Request
Check every line of the material below for the string "documentation", and return the ones that have it.

Extracted records
———

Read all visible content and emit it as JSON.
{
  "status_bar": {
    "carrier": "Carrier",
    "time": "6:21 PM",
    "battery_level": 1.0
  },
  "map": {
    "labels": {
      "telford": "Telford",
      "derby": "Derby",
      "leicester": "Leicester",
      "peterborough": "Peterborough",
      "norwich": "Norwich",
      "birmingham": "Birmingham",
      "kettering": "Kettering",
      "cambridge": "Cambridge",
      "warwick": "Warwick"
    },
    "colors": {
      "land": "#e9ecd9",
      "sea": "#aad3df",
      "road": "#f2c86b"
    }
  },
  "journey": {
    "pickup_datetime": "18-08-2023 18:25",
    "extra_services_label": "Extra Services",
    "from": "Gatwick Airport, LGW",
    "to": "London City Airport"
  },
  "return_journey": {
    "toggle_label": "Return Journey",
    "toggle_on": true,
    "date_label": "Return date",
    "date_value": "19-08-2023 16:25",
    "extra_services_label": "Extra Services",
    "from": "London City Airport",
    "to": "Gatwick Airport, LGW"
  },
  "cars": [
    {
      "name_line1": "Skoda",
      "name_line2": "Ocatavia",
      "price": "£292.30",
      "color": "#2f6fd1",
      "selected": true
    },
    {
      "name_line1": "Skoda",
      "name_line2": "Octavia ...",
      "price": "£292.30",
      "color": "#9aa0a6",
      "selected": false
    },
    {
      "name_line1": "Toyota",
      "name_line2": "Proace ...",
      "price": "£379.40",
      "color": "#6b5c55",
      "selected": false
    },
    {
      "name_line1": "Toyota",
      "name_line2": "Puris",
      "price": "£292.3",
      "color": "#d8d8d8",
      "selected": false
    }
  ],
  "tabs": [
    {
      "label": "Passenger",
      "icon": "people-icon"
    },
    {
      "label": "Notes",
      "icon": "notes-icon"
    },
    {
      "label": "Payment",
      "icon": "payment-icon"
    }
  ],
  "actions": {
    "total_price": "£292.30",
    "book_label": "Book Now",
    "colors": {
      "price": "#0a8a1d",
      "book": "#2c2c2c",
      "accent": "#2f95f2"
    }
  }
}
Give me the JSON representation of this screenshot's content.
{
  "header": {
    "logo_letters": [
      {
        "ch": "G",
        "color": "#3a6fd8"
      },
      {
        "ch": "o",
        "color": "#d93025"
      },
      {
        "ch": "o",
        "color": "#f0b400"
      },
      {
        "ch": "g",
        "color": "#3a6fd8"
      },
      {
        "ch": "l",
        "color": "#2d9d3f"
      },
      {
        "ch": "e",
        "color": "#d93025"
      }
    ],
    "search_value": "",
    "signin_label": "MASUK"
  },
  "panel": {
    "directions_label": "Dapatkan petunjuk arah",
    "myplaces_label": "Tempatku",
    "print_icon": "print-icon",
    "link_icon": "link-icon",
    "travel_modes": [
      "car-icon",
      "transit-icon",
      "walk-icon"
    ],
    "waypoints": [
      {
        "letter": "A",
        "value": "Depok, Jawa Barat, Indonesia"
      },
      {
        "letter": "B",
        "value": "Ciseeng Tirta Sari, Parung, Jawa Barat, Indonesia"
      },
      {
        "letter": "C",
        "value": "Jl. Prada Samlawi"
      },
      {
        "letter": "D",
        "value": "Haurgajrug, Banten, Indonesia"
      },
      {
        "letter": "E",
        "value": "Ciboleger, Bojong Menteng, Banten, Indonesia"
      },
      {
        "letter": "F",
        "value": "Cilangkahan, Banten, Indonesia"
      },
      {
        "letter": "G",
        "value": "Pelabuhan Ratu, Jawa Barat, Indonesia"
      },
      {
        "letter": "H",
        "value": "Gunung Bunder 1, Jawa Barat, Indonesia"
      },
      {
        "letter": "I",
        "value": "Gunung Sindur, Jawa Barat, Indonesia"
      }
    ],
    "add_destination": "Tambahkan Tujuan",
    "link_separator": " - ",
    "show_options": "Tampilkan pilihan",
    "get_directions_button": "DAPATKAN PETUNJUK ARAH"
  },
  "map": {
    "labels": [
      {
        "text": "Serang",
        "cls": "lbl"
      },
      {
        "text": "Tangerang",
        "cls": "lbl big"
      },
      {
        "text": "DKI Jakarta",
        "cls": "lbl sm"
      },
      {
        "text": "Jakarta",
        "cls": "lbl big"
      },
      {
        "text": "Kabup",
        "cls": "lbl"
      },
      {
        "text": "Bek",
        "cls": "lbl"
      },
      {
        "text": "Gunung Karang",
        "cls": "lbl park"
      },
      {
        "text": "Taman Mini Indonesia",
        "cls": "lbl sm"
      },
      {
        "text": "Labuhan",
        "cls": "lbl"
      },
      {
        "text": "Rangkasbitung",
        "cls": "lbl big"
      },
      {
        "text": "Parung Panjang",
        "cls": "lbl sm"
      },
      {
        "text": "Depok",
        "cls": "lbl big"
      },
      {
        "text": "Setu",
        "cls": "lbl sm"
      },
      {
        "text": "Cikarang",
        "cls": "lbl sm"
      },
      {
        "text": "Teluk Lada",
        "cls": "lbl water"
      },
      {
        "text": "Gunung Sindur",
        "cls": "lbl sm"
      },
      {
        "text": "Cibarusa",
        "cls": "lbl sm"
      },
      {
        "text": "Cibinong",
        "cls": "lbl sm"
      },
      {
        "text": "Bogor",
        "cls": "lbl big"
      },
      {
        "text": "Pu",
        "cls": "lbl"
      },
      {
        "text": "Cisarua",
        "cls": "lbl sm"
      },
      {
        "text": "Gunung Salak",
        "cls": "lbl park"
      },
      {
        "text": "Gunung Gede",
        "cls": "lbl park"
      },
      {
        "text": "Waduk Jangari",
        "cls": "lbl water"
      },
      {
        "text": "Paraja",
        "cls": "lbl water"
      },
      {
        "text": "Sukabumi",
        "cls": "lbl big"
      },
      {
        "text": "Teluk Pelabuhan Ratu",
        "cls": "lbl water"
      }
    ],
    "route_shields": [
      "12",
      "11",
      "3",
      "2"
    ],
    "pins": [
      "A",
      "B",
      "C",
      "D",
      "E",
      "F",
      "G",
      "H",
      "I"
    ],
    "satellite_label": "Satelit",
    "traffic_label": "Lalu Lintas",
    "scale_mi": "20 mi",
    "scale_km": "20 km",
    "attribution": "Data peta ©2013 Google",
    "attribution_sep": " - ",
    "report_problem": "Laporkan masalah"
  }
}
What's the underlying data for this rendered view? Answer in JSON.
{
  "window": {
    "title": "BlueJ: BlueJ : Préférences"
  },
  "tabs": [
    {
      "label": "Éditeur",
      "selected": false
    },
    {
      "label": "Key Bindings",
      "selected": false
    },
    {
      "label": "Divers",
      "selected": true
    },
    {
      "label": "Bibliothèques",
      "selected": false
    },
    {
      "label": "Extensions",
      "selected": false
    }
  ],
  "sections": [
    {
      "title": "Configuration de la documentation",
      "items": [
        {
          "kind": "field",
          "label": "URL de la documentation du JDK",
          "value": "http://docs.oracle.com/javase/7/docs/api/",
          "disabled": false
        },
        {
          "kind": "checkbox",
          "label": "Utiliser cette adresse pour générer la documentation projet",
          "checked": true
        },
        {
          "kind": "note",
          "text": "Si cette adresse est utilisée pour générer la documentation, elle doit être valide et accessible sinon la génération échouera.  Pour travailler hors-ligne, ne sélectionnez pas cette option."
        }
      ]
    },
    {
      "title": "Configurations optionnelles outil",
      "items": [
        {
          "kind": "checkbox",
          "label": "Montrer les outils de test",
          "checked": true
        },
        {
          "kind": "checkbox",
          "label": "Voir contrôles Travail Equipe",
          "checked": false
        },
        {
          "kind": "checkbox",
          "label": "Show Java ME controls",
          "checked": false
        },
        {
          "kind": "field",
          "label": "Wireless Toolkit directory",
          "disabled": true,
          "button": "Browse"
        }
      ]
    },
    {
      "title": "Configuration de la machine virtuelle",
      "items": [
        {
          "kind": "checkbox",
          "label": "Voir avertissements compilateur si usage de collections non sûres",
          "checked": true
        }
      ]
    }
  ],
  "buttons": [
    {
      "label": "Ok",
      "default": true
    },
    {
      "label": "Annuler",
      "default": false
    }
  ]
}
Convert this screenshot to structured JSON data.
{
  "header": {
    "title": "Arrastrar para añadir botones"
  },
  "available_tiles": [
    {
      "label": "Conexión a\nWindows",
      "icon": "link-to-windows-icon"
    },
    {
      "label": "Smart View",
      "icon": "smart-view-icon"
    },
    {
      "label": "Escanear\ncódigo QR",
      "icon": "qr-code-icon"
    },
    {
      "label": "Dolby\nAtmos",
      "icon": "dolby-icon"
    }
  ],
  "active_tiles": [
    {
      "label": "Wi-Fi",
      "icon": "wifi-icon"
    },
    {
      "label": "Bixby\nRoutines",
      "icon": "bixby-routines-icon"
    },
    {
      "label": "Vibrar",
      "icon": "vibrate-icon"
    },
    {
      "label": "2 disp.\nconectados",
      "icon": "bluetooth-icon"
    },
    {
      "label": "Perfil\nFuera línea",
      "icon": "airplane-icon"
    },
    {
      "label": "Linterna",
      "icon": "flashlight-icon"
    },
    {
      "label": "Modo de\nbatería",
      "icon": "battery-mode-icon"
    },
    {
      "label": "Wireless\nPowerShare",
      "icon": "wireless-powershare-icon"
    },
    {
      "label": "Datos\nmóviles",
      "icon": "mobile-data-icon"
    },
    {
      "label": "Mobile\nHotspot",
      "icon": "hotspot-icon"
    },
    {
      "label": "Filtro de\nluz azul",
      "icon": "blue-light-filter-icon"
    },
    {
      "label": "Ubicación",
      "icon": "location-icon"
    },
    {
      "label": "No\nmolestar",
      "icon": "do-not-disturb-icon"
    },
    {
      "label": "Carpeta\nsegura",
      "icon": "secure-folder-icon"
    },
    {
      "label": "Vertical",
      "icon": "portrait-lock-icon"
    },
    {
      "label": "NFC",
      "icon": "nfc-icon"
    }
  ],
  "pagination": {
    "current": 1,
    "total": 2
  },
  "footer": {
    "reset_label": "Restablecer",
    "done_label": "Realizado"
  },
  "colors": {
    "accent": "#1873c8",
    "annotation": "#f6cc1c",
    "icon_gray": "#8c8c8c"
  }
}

———

Response
      "title": "Configuration de la documentation",
          "label": "URL de la documentation du JDK",
          "label": "Utiliser cette adresse pour générer la documentation projet",
          "text": "Si cette adresse est utilisée pour générer la documentation, elle doit être valide et accessible sinon la génération échouera.  Pour travailler hors-ligne, ne sélectionnez pas cette option."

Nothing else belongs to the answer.